_PROBLEM STATEMENT:_
Find each line containing the string "heading" and return it.

_DATASET CONTENT:_

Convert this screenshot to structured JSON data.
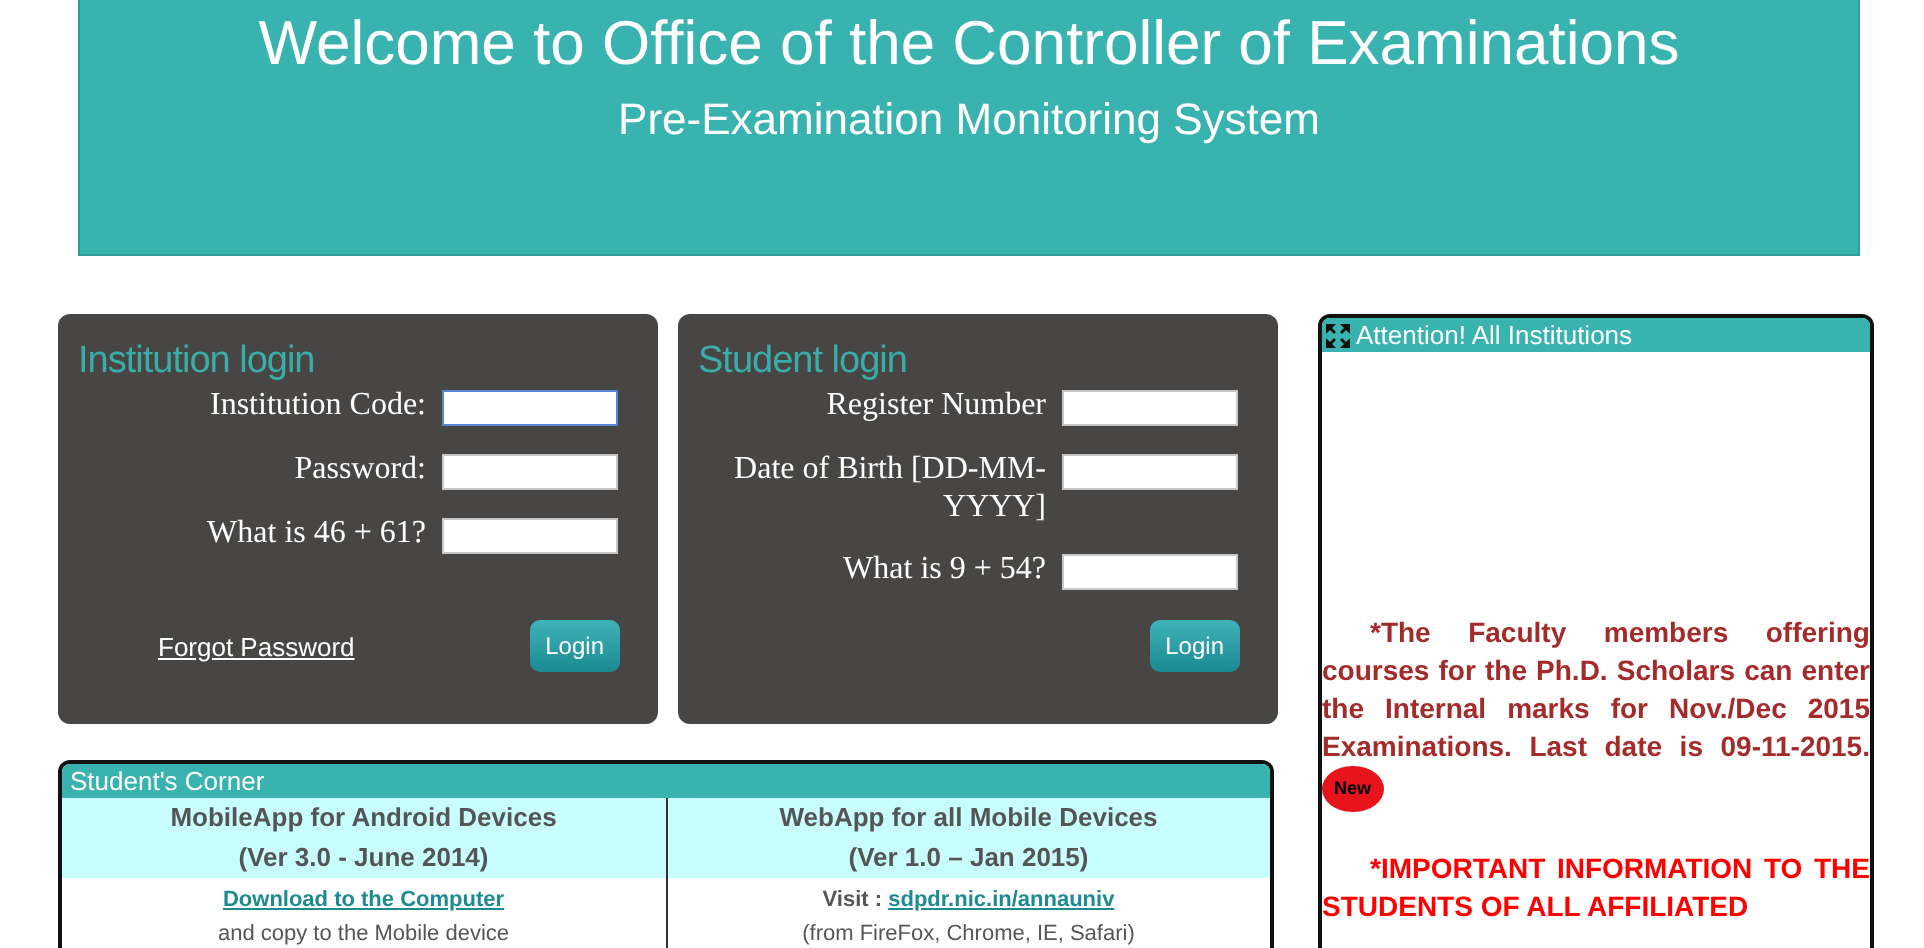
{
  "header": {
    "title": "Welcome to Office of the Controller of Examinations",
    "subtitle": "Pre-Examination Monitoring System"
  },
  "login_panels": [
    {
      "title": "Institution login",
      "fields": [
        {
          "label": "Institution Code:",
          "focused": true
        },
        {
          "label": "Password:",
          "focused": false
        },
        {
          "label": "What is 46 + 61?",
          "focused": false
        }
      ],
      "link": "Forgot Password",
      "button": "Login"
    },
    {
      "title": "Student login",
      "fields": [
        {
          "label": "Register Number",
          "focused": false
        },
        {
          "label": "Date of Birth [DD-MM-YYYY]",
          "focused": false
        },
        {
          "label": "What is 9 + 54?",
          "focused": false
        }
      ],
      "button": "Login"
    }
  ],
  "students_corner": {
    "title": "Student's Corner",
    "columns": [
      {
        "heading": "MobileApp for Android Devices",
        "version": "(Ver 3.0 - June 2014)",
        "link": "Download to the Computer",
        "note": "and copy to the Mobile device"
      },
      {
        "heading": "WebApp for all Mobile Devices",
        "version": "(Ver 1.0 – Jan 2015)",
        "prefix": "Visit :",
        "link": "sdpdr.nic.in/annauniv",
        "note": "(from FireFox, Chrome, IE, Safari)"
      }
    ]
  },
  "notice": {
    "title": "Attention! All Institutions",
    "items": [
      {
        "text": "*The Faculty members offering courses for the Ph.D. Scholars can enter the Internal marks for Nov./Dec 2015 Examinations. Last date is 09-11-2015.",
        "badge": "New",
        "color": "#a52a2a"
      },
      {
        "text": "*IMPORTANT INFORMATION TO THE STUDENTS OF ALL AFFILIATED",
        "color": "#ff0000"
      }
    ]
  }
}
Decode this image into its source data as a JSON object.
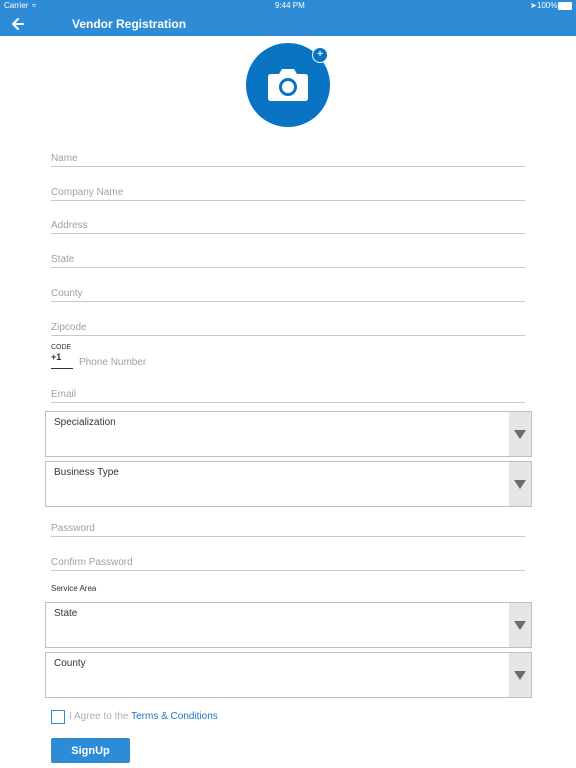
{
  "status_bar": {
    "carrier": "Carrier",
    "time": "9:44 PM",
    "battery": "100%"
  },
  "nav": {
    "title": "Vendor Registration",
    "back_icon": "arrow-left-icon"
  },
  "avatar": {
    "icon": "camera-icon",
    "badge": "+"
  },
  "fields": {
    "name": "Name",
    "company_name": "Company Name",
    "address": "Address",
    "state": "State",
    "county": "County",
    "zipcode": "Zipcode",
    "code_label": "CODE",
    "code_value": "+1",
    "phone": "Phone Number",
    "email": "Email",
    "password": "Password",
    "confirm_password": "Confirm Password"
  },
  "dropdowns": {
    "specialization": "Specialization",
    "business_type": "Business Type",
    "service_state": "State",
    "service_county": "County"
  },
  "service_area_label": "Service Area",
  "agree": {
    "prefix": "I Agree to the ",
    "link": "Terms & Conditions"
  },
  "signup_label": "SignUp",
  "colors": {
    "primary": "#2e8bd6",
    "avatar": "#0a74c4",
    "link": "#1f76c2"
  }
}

_TASK RESPONSE:_
        "heading": "MobileApp for Android Devices",
        "heading": "WebApp for all Mobile Devices",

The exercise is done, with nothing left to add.